■ **REQUIRED WORK**
Do not carry the pictures over; copy every other part of the entries exactly.
--- BEGIN SUPPLIED DATA ---
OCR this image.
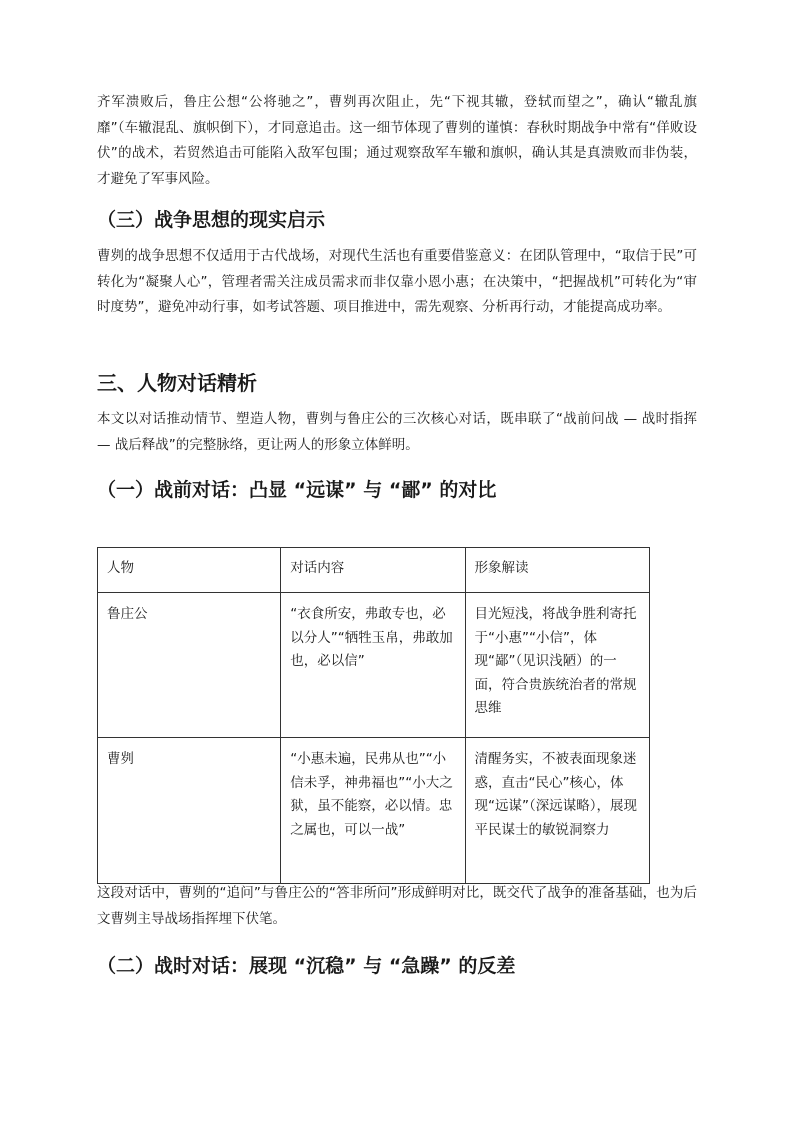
齐军溃败后，鲁庄公想“公将驰之”，曹刿再次阻止，先“下视其辙，登轼而望之”，确认“辙乱旗靡”（车辙混乱、旗帜倒下），才同意追击。这一细节体现了曹刿的谨慎：春秋时期战争中常有“佯败设伏”的战术，若贸然追击可能陷入敌军包围；通过观察敌军车辙和旗帜，确认其是真溃败而非伪装，才避免了军事风险。

（三）战争思想的现实启示

曹刿的战争思想不仅适用于古代战场，对现代生活也有重要借鉴意义：在团队管理中，“取信于民”可转化为“凝聚人心”，管理者需关注成员需求而非仅靠小恩小惠；在决策中，“把握战机”可转化为“审时度势”，避免冲动行事，如考试答题、项目推进中，需先观察、分析再行动，才能提高成功率。

三、人物对话精析

本文以对话推动情节、塑造人物，曹刿与鲁庄公的三次核心对话，既串联了“战前问战 — 战时指挥 — 战后释战”的完整脉络，更让两人的形象立体鲜明。

（一）战前对话：凸显 “远谋” 与 “鄙” 的对比
人物	对话内容	形象解读
鲁庄公	“衣食所安，弗敢专也，必以分人”“牺牲玉帛，弗敢加也，必以信”	目光短浅，将战争胜利寄托于“小惠”“小信”，体现“鄙”（见识浅陋）的一面，符合贵族统治者的常规思维
曹刿	“小惠未遍，民弗从也”“小信未孚，神弗福也”“小大之狱，虽不能察，必以情。忠之属也，可以一战”	清醒务实，不被表面现象迷惑，直击“民心”核心，体现“远谋”（深远谋略），展现平民谋士的敏锐洞察力

这段对话中，曹刿的“追问”与鲁庄公的“答非所问”形成鲜明对比，既交代了战争的准备基础，也为后文曹刿主导战场指挥埋下伏笔。

（二）战时对话：展现 “沉稳” 与 “急躁” 的反差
--- END SUPPLIED DATA ---
■ **ANSWER TO THIS TASK**
OCR this image.
齐军溃败后，鲁庄公想“公将驰之”，曹刿再次阻止，先“下视其辙，登轼而望之”，确认“辙乱旗靡”（车辙混乱、旗帜倒下），才同意追击。这一细节体现了曹刿的谨慎：春秋时期战争中常有“佯败设伏”的战术，若贸然追击可能陷入敌军包围；通过观察敌军车辙和旗帜，确认其是真溃败而非伪装，才避免了军事风险。

（三）战争思想的现实启示

曹刿的战争思想不仅适用于古代战场，对现代生活也有重要借鉴意义：在团队管理中，“取信于民”可转化为“凝聚人心”，管理者需关注成员需求而非仅靠小恩小惠；在决策中，“把握战机”可转化为“审时度势”，避免冲动行事，如考试答题、项目推进中，需先观察、分析再行动，才能提高成功率。

三、人物对话精析

本文以对话推动情节、塑造人物，曹刿与鲁庄公的三次核心对话，既串联了“战前问战 — 战时指挥 — 战后释战”的完整脉络，更让两人的形象立体鲜明。

（一）战前对话：凸显 “远谋” 与 “鄙” 的对比
人物	对话内容	形象解读
鲁庄公	“衣食所安，弗敢专也，必以分人”“牺牲玉帛，弗敢加也，必以信”	目光短浅，将战争胜利寄托于“小惠”“小信”，体现“鄙”（见识浅陋）的一面，符合贵族统治者的常规思维
曹刿	“小惠未遍，民弗从也”“小信未孚，神弗福也”“小大之狱，虽不能察，必以情。忠之属也，可以一战”	清醒务实，不被表面现象迷惑，直击“民心”核心，体现“远谋”（深远谋略），展现平民谋士的敏锐洞察力

这段对话中，曹刿的“追问”与鲁庄公的“答非所问”形成鲜明对比，既交代了战争的准备基础，也为后文曹刿主导战场指挥埋下伏笔。

（二）战时对话：展现 “沉稳” 与 “急躁” 的反差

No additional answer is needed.